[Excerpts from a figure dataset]

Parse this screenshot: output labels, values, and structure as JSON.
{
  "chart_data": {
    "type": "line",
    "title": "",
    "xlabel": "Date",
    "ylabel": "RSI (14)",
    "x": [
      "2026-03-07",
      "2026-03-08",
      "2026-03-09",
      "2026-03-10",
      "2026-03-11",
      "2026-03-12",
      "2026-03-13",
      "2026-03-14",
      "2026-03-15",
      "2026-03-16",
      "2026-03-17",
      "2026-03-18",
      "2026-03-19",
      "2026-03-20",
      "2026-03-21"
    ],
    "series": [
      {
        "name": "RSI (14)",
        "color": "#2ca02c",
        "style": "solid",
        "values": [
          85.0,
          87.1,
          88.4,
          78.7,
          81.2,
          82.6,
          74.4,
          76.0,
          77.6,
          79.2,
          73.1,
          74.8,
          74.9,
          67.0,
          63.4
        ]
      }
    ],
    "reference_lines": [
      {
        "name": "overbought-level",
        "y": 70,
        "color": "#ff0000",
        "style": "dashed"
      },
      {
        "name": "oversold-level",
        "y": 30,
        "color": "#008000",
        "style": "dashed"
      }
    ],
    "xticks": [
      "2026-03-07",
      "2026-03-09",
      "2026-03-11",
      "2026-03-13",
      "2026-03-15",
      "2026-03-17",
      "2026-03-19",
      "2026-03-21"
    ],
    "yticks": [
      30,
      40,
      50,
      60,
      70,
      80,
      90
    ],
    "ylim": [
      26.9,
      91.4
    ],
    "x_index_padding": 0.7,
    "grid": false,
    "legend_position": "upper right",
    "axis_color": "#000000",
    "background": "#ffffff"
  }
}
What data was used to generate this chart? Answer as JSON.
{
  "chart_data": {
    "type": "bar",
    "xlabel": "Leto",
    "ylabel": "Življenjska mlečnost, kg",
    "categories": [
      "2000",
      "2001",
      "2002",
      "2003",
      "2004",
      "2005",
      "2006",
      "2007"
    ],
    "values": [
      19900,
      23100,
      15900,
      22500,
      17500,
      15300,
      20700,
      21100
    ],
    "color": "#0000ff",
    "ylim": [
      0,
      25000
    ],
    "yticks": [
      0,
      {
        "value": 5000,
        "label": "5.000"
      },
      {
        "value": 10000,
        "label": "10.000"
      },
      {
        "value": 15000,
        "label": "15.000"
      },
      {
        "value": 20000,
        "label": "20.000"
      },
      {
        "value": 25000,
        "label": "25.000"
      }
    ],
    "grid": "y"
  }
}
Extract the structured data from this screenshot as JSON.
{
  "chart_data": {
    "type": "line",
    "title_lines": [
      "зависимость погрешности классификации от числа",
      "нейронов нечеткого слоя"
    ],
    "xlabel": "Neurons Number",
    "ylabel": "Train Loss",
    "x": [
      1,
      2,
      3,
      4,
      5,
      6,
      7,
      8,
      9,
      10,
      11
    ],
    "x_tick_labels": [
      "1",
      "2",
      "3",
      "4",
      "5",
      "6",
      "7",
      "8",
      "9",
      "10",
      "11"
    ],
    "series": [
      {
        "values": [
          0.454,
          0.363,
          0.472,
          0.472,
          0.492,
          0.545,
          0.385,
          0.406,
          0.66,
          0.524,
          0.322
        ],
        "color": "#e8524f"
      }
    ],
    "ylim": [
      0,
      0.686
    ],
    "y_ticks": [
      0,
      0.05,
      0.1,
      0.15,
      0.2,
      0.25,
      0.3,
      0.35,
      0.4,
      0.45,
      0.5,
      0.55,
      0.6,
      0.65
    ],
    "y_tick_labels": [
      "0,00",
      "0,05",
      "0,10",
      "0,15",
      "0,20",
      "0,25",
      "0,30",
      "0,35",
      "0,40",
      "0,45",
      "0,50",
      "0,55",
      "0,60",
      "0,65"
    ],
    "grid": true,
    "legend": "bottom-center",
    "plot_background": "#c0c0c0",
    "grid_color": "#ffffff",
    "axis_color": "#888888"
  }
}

==

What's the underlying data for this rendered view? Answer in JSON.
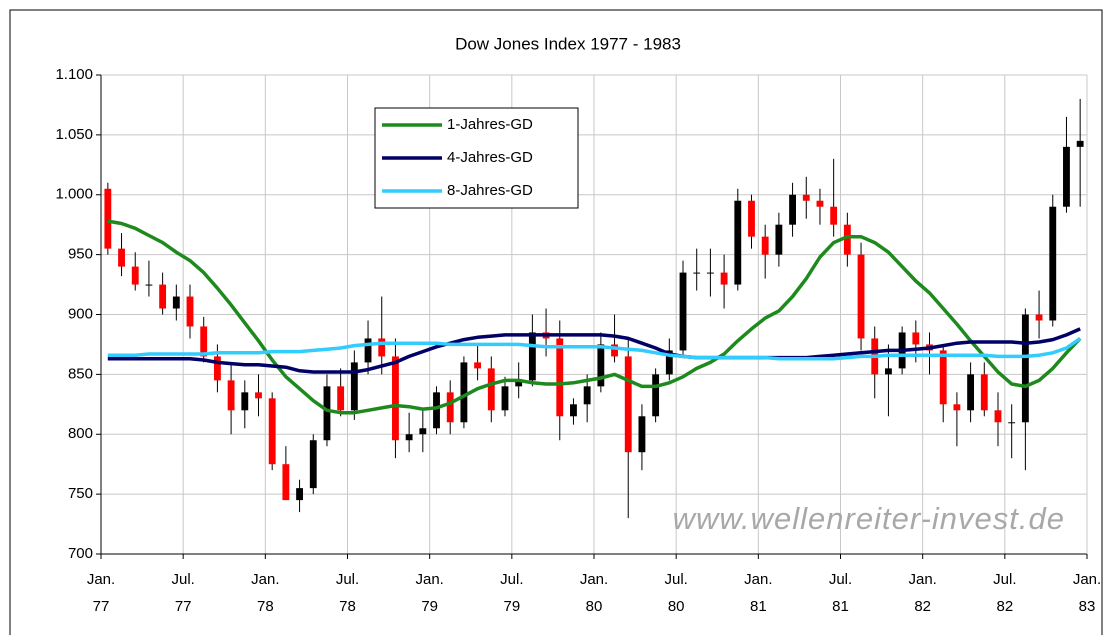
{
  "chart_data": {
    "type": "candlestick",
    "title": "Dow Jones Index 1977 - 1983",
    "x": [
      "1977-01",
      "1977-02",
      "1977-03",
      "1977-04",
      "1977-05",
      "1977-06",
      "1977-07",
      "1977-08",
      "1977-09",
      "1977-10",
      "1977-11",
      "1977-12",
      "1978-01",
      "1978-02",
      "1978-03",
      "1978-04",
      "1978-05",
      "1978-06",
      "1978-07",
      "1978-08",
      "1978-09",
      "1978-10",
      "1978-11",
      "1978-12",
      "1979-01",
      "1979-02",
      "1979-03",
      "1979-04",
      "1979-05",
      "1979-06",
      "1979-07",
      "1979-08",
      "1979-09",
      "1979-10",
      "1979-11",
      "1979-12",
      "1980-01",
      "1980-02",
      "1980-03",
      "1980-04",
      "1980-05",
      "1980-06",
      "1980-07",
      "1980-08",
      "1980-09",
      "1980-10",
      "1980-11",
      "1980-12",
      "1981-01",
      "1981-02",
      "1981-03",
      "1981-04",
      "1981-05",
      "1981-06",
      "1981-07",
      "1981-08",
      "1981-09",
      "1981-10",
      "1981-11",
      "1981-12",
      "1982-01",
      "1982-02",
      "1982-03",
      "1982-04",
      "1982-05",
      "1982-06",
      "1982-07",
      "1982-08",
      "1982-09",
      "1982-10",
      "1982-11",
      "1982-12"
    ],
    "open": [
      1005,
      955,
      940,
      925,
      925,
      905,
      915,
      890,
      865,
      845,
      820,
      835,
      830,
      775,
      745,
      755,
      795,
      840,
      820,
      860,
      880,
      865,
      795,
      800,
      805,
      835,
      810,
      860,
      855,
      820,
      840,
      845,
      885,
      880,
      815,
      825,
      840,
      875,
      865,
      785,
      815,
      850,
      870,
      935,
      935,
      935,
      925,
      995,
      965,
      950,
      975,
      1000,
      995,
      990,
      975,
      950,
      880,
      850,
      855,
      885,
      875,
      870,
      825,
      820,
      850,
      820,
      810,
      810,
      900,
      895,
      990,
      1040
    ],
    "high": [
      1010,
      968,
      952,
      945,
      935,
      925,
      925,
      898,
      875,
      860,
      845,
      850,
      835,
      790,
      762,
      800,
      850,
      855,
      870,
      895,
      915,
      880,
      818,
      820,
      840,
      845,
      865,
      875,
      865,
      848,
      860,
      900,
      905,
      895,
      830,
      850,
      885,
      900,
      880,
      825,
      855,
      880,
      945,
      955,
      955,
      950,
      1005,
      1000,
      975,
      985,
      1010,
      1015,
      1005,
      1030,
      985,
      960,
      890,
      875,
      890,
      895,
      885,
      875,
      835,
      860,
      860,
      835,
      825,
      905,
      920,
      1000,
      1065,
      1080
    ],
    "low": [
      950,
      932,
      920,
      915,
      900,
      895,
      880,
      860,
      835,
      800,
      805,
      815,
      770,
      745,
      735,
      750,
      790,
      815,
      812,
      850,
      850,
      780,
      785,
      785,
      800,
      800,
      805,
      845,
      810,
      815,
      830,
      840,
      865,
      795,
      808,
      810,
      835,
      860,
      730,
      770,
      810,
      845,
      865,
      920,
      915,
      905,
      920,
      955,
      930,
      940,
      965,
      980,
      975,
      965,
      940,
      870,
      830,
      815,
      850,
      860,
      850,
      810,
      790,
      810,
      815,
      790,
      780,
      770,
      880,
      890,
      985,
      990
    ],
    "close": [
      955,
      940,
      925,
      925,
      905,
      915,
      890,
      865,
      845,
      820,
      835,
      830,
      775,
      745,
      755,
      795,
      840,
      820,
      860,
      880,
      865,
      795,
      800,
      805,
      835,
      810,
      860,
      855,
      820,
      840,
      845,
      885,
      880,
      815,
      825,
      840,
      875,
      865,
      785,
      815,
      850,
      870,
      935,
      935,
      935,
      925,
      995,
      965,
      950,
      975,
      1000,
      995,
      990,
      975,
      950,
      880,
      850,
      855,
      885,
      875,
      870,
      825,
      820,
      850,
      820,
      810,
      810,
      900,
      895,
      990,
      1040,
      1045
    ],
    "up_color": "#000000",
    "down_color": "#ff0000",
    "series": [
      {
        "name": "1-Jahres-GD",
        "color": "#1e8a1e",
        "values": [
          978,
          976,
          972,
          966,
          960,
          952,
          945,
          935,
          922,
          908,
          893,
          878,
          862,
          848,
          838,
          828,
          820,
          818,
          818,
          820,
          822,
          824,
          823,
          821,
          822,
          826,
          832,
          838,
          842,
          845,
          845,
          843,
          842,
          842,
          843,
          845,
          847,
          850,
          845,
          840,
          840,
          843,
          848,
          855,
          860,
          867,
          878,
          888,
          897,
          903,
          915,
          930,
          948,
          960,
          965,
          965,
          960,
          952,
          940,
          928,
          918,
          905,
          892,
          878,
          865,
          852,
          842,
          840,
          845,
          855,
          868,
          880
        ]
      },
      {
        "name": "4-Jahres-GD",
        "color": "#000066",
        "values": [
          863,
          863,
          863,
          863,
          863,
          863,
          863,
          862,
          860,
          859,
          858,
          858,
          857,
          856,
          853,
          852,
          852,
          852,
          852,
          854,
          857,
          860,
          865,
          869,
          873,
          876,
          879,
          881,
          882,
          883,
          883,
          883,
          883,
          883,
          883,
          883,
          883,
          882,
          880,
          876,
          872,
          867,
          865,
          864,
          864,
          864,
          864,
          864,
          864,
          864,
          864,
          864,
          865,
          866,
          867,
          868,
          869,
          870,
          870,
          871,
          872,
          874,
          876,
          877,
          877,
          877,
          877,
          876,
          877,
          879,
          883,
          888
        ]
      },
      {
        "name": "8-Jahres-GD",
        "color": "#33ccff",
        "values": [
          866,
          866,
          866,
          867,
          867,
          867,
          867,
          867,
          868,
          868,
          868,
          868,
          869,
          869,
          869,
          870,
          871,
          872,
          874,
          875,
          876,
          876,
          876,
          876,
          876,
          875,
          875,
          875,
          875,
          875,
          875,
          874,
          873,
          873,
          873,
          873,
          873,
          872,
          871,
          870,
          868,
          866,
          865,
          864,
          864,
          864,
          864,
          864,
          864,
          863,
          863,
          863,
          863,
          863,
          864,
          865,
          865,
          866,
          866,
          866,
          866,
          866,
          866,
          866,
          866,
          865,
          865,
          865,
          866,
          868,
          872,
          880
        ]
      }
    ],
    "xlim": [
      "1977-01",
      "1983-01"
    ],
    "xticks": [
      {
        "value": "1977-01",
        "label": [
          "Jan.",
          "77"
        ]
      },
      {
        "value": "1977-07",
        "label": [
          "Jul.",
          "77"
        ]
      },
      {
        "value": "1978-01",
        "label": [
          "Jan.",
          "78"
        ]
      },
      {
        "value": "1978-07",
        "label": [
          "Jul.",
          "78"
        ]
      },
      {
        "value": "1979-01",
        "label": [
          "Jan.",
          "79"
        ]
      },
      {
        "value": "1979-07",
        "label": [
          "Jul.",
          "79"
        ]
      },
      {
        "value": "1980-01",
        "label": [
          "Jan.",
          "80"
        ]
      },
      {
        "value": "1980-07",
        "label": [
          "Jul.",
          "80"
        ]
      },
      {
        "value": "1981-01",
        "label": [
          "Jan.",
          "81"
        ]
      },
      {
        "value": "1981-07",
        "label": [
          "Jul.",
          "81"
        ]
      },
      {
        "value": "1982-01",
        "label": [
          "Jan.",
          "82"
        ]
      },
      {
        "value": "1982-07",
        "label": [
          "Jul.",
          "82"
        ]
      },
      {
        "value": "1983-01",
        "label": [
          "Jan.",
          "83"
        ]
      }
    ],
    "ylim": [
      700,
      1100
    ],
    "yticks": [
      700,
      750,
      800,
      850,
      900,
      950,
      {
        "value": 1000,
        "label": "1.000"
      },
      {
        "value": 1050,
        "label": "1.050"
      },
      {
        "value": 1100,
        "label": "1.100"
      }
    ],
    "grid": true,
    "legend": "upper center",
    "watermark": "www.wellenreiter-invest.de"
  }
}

Task to carry out » From the entries above, pull out each line that includes "level".

Task result »
        "name": "overbought-level",
        "name": "oversold-level",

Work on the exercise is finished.